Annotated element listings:
_ _ _ _

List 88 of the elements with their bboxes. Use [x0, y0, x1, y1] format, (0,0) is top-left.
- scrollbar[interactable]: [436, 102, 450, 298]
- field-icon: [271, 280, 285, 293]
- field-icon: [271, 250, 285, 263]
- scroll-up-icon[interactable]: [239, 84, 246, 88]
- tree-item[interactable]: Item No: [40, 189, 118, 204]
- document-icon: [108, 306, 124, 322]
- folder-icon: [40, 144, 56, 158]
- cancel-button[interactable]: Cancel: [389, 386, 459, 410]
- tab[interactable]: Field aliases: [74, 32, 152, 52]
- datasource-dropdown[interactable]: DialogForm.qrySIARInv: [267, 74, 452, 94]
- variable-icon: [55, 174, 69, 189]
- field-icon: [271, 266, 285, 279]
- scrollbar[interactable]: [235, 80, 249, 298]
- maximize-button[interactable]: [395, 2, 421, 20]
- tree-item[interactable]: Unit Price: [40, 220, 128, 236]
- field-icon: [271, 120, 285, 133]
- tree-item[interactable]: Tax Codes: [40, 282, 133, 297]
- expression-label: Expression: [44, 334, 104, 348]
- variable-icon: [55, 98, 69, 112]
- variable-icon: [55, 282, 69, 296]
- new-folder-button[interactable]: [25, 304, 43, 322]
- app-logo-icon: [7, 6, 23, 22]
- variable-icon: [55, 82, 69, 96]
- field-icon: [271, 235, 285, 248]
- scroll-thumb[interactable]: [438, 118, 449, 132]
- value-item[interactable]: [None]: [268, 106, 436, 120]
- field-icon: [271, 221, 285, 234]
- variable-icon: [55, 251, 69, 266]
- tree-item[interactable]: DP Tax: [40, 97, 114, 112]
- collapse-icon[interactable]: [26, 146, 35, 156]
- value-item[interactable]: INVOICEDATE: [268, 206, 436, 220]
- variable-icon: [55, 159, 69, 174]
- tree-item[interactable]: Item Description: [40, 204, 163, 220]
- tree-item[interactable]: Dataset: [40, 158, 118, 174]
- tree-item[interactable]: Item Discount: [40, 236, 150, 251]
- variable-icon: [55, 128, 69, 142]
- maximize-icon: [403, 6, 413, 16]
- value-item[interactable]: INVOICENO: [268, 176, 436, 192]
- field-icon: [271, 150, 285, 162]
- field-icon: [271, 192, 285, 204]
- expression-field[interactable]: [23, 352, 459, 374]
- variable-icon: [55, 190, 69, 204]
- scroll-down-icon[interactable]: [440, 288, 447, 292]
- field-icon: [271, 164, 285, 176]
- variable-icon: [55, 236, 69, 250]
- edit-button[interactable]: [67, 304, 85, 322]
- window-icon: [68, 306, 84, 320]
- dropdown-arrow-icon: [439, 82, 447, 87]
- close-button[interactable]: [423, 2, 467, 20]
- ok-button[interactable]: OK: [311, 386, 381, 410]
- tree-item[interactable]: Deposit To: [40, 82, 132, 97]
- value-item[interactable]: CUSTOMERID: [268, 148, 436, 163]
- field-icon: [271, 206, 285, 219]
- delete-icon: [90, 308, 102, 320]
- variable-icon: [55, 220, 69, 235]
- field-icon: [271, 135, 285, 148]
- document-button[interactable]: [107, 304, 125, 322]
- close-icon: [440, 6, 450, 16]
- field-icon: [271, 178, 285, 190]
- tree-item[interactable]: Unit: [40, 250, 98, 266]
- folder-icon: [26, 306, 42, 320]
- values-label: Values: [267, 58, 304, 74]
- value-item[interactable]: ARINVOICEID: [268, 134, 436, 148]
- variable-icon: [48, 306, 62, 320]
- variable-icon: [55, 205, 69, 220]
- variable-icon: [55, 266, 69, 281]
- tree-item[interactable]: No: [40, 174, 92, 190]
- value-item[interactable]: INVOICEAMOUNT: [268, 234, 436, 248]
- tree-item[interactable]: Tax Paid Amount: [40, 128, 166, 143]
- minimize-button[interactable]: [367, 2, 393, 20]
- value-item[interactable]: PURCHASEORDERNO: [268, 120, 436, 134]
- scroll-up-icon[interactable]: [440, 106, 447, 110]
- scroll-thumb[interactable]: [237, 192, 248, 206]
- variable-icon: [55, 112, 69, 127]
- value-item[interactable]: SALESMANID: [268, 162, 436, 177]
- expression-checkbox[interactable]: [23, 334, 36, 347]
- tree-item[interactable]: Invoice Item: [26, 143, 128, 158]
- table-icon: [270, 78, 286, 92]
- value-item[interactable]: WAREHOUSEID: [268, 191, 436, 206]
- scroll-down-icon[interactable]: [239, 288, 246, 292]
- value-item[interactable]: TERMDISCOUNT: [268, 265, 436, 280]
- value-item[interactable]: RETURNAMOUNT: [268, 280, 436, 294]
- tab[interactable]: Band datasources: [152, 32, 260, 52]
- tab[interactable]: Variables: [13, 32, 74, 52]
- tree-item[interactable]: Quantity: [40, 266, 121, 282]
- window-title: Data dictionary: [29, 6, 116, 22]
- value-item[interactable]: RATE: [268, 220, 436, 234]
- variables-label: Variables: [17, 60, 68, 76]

_ _ _ _

Requirement:
Could you transcribe every line of the records above with no changes?

Result of the task:
List 88 of the elements with their bboxes. Use [x0, y0, x1, y1] format, (0,0) is top-left.
- scrollbar[interactable]: [436, 102, 450, 298]
- field-icon: [271, 280, 285, 293]
- field-icon: [271, 250, 285, 263]
- scroll-up-icon[interactable]: [239, 84, 246, 88]
- tree-item[interactable]: Item No: [40, 189, 118, 204]
- document-icon: [108, 306, 124, 322]
- folder-icon: [40, 144, 56, 158]
- cancel-button[interactable]: Cancel: [389, 386, 459, 410]
- tab[interactable]: Field aliases: [74, 32, 152, 52]
- datasource-dropdown[interactable]: DialogForm.qrySIARInv: [267, 74, 452, 94]
- variable-icon: [55, 174, 69, 189]
- field-icon: [271, 266, 285, 279]
- scrollbar[interactable]: [235, 80, 249, 298]
- maximize-button[interactable]: [395, 2, 421, 20]
- tree-item[interactable]: Unit Price: [40, 220, 128, 236]
- field-icon: [271, 120, 285, 133]
- tree-item[interactable]: Tax Codes: [40, 282, 133, 297]
- expression-label: Expression: [44, 334, 104, 348]
- variable-icon: [55, 98, 69, 112]
- variable-icon: [55, 282, 69, 296]
- new-folder-button[interactable]: [25, 304, 43, 322]
- app-logo-icon: [7, 6, 23, 22]
- variable-icon: [55, 82, 69, 96]
- field-icon: [271, 235, 285, 248]
- scroll-thumb[interactable]: [438, 118, 449, 132]
- value-item[interactable]: [None]: [268, 106, 436, 120]
- field-icon: [271, 221, 285, 234]
- variable-icon: [55, 251, 69, 266]
- tree-item[interactable]: DP Tax: [40, 97, 114, 112]
- collapse-icon[interactable]: [26, 146, 35, 156]
- value-item[interactable]: INVOICEDATE: [268, 206, 436, 220]
- variable-icon: [55, 159, 69, 174]
- tree-item[interactable]: Item Description: [40, 204, 163, 220]
- tree-item[interactable]: Dataset: [40, 158, 118, 174]
- tree-item[interactable]: Item Discount: [40, 236, 150, 251]
- variable-icon: [55, 128, 69, 142]
- maximize-icon: [403, 6, 413, 16]
- value-item[interactable]: INVOICENO: [268, 176, 436, 192]
- field-icon: [271, 150, 285, 162]
- field-icon: [271, 192, 285, 204]
- expression-field[interactable]: [23, 352, 459, 374]
- variable-icon: [55, 190, 69, 204]
- scroll-down-icon[interactable]: [440, 288, 447, 292]
- field-icon: [271, 164, 285, 176]
- variable-icon: [55, 236, 69, 250]
- edit-button[interactable]: [67, 304, 85, 322]
- window-icon: [68, 306, 84, 320]
- dropdown-arrow-icon: [439, 82, 447, 87]
- close-button[interactable]: [423, 2, 467, 20]
- ok-button[interactable]: OK: [311, 386, 381, 410]
- tree-item[interactable]: Deposit To: [40, 82, 132, 97]
- value-item[interactable]: CUSTOMERID: [268, 148, 436, 163]
- field-icon: [271, 206, 285, 219]
- delete-icon: [90, 308, 102, 320]
- variable-icon: [55, 220, 69, 235]
- field-icon: [271, 135, 285, 148]
- document-button[interactable]: [107, 304, 125, 322]
- close-icon: [440, 6, 450, 16]
- field-icon: [271, 178, 285, 190]
- tree-item[interactable]: Unit: [40, 250, 98, 266]
- folder-icon: [26, 306, 42, 320]
- values-label: Values: [267, 58, 304, 74]
- value-item[interactable]: ARINVOICEID: [268, 134, 436, 148]
- variable-icon: [48, 306, 62, 320]
- variable-icon: [55, 205, 69, 220]
- variable-icon: [55, 266, 69, 281]
- tree-item[interactable]: No: [40, 174, 92, 190]
- value-item[interactable]: INVOICEAMOUNT: [268, 234, 436, 248]
- tree-item[interactable]: Tax Paid Amount: [40, 128, 166, 143]
- minimize-button[interactable]: [367, 2, 393, 20]
- value-item[interactable]: PURCHASEORDERNO: [268, 120, 436, 134]
- scroll-up-icon[interactable]: [440, 106, 447, 110]
- scroll-thumb[interactable]: [237, 192, 248, 206]
- variable-icon: [55, 112, 69, 127]
- value-item[interactable]: SALESMANID: [268, 162, 436, 177]
- expression-checkbox[interactable]: [23, 334, 36, 347]
- tree-item[interactable]: Invoice Item: [26, 143, 128, 158]
- table-icon: [270, 78, 286, 92]
- value-item[interactable]: WAREHOUSEID: [268, 191, 436, 206]
- scroll-down-icon[interactable]: [239, 288, 246, 292]
- value-item[interactable]: TERMDISCOUNT: [268, 265, 436, 280]
- value-item[interactable]: RETURNAMOUNT: [268, 280, 436, 294]
- tab[interactable]: Band datasources: [152, 32, 260, 52]
- tab[interactable]: Variables: [13, 32, 74, 52]
- tree-item[interactable]: Quantity: [40, 266, 121, 282]
- window-title: Data dictionary: [29, 6, 116, 22]
- value-item[interactable]: RATE: [268, 220, 436, 234]
- variables-label: Variables: [17, 60, 68, 76]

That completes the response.